**What you have to do**
Scan the records below for the word "Antigen" and give only the number of lines that hold it.

**Records from a collection of figures**
....................
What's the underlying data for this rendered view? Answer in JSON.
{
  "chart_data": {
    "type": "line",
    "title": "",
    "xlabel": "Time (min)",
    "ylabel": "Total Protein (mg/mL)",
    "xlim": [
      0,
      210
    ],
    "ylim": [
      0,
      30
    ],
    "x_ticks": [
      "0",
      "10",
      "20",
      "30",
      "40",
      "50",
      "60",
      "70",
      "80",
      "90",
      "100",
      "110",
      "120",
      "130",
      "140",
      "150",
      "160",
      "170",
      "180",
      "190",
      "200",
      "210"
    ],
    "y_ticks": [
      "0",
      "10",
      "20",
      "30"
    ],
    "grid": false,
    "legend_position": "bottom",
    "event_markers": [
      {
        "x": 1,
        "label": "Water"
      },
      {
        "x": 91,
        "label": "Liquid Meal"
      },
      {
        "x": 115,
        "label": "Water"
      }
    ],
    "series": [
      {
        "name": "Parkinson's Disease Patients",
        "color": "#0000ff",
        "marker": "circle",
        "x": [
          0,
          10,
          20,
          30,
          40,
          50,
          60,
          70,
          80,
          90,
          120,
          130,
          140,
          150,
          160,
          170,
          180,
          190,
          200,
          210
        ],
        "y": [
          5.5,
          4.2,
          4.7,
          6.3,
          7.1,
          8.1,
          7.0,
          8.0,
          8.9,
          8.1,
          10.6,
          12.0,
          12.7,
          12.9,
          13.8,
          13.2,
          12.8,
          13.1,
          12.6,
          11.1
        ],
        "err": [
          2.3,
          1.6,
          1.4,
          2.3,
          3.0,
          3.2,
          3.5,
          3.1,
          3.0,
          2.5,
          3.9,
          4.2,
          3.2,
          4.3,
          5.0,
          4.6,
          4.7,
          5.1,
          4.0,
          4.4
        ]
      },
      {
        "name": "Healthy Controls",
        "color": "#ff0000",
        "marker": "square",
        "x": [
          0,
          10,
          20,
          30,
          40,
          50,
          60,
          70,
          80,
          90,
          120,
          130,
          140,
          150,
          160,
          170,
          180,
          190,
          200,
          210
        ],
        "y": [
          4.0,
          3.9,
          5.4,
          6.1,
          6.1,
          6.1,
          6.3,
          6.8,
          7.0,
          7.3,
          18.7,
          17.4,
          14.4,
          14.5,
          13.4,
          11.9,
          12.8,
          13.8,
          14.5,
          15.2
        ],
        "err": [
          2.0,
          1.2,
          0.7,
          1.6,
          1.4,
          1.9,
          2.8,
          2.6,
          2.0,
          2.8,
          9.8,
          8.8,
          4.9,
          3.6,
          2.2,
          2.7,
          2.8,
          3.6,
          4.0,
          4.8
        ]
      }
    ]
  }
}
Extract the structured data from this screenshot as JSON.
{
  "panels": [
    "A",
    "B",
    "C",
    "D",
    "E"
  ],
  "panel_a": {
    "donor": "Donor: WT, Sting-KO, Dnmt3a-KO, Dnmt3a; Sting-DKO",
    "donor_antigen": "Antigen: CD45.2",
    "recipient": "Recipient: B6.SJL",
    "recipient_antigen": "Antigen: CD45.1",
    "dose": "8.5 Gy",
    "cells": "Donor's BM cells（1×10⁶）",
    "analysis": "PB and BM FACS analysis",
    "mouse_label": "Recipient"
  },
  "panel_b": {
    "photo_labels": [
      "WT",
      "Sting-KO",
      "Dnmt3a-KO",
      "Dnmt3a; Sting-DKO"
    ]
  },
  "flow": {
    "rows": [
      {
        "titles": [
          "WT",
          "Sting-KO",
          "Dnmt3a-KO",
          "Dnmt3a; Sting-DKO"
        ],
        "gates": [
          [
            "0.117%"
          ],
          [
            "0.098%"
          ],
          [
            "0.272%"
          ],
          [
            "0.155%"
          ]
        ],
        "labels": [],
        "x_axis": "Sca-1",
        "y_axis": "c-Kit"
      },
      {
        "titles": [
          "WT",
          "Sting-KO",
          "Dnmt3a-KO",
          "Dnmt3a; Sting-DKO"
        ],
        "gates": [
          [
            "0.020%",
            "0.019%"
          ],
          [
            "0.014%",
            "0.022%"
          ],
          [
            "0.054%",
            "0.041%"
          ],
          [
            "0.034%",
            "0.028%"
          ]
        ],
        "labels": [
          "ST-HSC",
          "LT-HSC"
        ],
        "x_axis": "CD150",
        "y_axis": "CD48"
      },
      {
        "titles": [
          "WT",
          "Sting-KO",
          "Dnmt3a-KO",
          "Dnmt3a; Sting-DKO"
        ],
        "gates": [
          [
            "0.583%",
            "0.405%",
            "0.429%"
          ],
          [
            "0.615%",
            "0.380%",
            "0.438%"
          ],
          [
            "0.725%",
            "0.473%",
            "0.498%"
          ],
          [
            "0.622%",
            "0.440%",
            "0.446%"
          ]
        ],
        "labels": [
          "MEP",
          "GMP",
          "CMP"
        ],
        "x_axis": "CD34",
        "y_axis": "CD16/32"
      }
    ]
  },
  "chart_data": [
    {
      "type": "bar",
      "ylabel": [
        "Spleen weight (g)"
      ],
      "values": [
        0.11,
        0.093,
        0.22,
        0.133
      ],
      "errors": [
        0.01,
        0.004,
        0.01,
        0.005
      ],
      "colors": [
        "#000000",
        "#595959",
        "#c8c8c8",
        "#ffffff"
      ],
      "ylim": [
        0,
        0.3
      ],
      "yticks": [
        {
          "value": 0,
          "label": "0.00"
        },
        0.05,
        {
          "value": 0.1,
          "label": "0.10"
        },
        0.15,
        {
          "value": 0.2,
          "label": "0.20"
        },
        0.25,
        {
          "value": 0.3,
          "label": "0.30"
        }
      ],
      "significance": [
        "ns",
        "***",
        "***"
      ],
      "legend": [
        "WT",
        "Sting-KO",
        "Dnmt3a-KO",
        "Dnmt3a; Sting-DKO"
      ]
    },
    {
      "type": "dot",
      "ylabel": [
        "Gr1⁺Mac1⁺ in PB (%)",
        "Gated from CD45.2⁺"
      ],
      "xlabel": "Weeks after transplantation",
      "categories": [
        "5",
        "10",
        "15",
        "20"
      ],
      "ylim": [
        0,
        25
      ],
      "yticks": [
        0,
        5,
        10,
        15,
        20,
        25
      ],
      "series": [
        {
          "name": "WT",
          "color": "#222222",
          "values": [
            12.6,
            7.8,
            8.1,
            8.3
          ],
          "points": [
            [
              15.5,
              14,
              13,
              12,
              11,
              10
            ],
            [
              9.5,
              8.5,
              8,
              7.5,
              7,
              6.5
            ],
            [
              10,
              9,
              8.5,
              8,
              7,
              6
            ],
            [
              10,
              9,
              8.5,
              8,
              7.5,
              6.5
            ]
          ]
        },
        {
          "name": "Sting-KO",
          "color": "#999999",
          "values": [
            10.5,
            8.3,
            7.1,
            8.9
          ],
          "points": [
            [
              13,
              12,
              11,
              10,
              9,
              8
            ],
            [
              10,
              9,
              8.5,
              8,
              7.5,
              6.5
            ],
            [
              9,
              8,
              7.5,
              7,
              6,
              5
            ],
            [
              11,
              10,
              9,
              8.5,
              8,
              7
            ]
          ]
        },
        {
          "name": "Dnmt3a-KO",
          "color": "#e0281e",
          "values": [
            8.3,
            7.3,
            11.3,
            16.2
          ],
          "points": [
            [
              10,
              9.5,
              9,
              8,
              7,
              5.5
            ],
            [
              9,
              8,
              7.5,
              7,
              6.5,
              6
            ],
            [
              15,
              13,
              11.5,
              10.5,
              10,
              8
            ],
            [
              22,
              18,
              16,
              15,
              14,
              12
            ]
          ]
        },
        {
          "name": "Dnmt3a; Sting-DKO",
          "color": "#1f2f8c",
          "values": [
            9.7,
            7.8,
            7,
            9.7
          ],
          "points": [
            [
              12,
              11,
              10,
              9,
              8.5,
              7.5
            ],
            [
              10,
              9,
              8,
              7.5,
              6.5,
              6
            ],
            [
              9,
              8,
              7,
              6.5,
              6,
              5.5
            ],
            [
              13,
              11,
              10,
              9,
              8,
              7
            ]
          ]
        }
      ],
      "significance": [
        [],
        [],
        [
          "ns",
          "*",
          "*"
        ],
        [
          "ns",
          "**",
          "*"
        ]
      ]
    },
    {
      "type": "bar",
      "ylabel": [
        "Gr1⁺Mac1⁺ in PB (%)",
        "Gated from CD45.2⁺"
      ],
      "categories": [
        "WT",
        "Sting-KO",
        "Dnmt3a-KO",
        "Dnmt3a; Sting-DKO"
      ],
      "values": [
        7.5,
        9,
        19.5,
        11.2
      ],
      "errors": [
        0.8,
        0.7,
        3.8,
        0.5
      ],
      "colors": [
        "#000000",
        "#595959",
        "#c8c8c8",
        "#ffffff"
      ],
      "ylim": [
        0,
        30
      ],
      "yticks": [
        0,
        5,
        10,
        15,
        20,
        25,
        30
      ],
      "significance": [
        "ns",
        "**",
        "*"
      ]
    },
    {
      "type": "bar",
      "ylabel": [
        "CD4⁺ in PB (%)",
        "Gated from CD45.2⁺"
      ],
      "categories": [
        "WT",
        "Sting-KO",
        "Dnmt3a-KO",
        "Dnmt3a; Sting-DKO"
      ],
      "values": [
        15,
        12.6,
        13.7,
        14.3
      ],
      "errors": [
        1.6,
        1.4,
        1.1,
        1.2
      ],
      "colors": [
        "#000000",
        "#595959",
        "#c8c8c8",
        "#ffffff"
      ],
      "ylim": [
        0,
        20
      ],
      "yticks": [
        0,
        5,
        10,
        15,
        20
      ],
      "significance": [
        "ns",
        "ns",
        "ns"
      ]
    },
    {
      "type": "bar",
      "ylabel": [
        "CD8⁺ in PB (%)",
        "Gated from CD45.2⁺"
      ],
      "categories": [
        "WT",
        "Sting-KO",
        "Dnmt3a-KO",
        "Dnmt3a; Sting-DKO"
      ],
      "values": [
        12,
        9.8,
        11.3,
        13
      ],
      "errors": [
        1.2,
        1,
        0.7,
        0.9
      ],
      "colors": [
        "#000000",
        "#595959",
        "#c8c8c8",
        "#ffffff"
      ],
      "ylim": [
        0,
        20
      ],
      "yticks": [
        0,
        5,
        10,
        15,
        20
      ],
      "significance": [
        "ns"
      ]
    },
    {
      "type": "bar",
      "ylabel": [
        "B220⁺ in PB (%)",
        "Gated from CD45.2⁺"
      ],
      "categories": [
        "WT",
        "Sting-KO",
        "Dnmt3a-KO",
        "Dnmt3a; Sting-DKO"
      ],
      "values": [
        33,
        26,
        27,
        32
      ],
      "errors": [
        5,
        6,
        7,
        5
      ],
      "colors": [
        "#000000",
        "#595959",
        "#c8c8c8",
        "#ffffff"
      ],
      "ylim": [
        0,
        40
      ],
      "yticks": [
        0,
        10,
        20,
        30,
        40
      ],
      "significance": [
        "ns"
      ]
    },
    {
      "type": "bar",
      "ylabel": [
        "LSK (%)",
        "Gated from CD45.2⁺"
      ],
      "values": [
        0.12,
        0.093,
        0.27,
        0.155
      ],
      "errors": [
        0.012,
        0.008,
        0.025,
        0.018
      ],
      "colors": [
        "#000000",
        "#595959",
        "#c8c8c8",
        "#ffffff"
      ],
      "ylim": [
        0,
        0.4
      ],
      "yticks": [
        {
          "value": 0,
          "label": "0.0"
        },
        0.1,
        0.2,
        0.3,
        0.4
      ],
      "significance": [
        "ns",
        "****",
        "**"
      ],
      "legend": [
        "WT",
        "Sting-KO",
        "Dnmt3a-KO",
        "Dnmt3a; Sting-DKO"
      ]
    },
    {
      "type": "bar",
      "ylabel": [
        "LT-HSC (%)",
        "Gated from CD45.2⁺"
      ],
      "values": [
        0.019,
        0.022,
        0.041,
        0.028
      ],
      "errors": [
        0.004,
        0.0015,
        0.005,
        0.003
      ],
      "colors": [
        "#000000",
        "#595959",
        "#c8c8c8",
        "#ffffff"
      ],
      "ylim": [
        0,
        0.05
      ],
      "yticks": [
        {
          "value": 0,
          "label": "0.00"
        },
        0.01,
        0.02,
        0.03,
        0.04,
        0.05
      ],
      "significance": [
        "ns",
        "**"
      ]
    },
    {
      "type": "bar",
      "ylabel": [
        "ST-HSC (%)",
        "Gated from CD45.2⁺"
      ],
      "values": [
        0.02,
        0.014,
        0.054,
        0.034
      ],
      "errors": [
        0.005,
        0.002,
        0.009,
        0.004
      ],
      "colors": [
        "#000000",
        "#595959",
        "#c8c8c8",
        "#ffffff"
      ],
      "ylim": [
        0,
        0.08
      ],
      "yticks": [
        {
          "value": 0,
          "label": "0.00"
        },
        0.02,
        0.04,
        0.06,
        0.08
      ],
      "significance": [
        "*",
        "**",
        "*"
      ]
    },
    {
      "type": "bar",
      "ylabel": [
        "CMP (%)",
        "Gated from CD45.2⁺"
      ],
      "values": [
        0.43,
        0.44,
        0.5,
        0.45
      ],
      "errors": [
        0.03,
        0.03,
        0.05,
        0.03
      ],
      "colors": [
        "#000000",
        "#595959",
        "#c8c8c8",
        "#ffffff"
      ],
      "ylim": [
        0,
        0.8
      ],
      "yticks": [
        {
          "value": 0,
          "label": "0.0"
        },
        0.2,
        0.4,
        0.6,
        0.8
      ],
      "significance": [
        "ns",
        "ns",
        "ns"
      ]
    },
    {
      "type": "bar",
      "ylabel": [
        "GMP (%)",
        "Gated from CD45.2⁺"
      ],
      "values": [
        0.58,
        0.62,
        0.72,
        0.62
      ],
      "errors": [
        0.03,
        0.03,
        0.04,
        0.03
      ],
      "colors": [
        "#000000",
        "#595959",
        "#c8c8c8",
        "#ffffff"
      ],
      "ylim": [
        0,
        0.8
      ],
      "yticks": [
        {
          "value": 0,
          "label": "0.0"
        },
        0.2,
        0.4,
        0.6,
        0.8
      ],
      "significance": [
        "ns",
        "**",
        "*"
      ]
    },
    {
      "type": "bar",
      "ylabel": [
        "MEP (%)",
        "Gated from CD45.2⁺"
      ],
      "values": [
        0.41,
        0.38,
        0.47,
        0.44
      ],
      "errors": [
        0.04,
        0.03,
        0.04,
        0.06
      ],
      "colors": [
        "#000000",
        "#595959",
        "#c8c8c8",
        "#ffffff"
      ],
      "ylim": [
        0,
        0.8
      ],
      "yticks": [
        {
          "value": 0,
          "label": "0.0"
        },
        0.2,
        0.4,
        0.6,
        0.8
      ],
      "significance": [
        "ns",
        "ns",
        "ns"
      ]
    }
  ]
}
....................
**The answer**
2